§ Stored records
━━━━━━━━

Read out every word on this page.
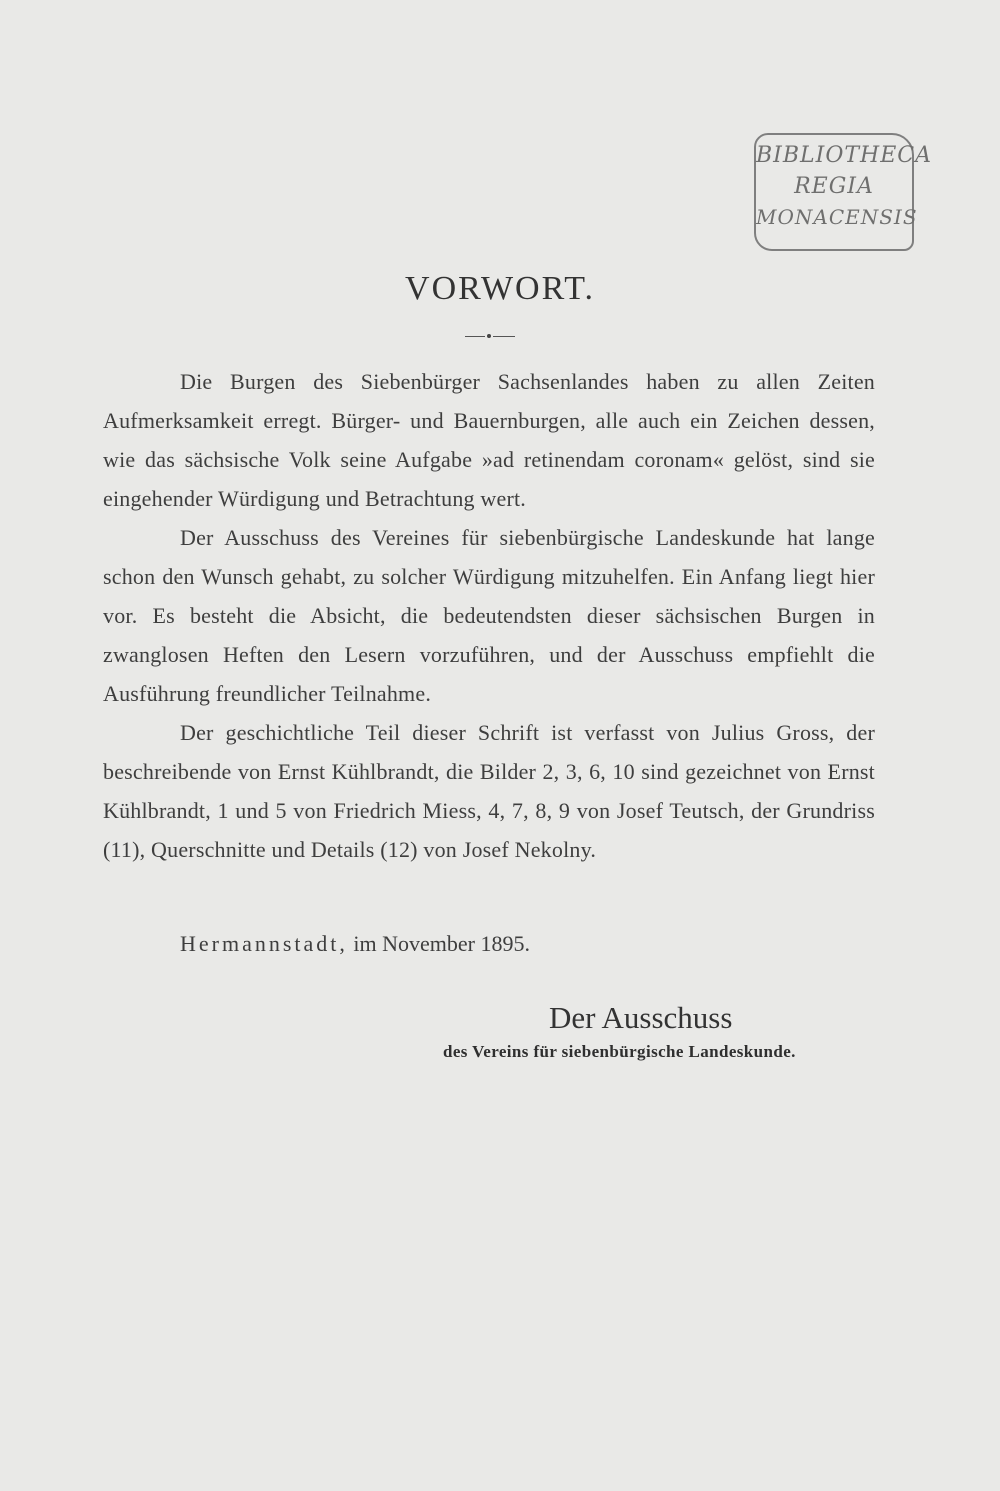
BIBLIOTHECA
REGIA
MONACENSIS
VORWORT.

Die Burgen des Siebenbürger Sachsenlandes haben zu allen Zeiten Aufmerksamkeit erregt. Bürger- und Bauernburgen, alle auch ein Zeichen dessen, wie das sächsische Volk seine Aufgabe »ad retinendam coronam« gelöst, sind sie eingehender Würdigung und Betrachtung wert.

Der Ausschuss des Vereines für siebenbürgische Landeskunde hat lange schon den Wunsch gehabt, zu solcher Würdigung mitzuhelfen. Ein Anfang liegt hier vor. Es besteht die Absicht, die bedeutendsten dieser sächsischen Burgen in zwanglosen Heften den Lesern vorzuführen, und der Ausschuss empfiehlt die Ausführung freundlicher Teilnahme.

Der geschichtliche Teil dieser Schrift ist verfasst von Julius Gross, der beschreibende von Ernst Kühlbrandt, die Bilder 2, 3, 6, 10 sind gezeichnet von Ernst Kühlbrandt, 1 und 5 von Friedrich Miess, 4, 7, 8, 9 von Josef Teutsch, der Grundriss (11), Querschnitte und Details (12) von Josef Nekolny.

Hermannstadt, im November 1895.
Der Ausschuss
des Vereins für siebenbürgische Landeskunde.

━━━━━━━━

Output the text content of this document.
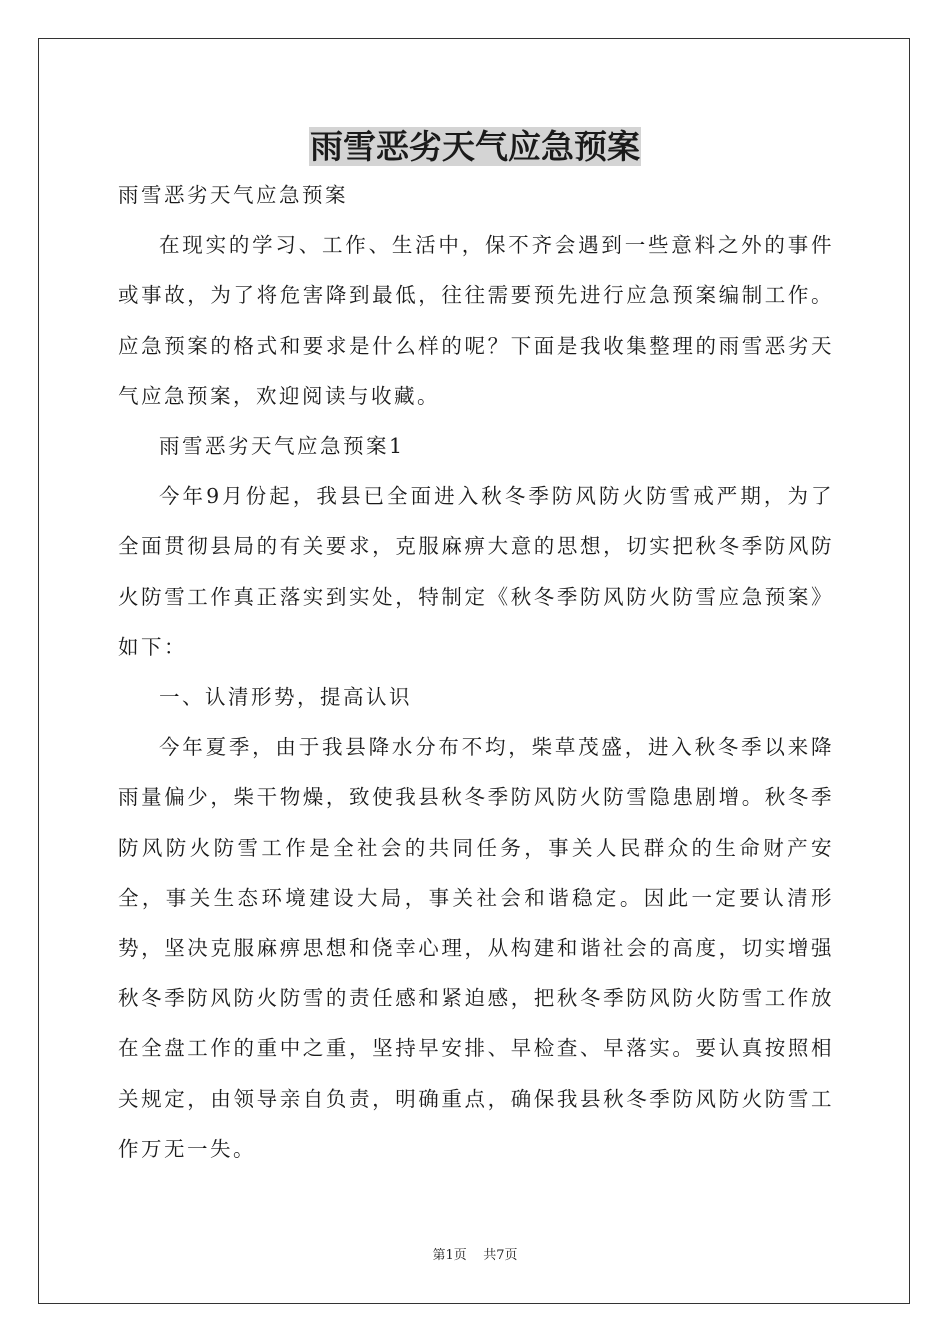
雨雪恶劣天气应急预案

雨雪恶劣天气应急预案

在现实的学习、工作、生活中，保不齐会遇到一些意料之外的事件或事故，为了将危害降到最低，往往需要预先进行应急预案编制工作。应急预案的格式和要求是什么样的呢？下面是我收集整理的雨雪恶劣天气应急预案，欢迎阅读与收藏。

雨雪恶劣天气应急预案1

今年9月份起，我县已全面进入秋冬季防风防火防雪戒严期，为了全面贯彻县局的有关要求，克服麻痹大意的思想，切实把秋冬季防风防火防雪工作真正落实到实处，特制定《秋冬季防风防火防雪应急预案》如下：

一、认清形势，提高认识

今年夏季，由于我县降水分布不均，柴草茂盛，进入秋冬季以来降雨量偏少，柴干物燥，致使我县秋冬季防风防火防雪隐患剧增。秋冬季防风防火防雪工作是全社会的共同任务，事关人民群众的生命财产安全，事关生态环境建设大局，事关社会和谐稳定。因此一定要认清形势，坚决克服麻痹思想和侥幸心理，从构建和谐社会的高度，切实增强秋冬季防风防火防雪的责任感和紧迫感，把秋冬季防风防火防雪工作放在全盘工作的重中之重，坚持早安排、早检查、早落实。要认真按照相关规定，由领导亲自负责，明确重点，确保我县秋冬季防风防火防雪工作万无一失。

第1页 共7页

━━━━━━━━

§ Exercise task
In the listing, find every line containing the word "Landeskunde" and list it.

§ Complete answer
Der Ausschuss des Vereines für siebenbürgische Landeskunde hat lange schon den Wunsch gehabt, zu solcher Würdigung mitzuhelfen. Ein Anfang liegt hier vor. Es besteht die Absicht, die bedeutendsten dieser sächsischen Burgen in zwanglosen Heften den Lesern vorzuführen, und der Ausschuss empfiehlt die Ausführung freundlicher Teilnahme.
des Vereins für siebenbürgische Landeskunde.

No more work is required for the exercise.